— Instruction —
Track down the lines that contain "JSON" and copy them.

— Rows —
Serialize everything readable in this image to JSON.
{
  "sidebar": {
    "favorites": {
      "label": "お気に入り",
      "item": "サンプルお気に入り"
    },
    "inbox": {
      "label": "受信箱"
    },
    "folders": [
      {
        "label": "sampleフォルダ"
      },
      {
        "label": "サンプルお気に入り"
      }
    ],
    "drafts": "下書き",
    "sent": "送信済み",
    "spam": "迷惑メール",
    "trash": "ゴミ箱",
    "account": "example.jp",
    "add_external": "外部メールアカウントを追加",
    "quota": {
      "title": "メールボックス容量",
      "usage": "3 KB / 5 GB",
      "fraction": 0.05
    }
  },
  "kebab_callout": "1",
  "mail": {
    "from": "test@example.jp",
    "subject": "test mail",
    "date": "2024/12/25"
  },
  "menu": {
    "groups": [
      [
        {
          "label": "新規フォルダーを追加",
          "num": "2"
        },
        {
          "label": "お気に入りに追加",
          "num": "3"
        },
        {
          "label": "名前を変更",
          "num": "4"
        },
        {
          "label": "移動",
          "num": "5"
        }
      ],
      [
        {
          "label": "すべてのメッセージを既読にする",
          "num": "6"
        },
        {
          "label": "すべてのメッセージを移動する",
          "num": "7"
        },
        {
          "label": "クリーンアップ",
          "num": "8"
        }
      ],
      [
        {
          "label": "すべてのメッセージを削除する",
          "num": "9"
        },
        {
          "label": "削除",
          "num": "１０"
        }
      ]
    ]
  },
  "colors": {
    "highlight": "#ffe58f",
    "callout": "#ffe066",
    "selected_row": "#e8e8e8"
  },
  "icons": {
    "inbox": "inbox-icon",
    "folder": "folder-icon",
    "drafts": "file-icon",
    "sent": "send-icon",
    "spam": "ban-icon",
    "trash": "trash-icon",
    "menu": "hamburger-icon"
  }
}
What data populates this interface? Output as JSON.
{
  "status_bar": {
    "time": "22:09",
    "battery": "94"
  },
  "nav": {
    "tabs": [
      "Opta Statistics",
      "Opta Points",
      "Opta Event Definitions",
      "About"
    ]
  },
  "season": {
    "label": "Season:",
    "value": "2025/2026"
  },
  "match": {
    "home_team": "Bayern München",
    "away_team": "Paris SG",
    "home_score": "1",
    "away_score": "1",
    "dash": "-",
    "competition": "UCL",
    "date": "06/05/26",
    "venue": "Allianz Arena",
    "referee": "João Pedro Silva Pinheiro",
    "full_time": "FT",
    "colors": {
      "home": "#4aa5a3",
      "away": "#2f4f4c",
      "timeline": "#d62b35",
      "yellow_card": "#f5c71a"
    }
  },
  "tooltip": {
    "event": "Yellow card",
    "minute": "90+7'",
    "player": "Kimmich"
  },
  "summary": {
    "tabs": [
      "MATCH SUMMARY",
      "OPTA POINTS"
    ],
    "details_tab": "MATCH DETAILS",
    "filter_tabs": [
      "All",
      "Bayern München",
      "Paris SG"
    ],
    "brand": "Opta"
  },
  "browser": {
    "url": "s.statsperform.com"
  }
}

— Exercise result —
Serialize everything readable in this image to JSON.
What data populates this interface? Output as JSON.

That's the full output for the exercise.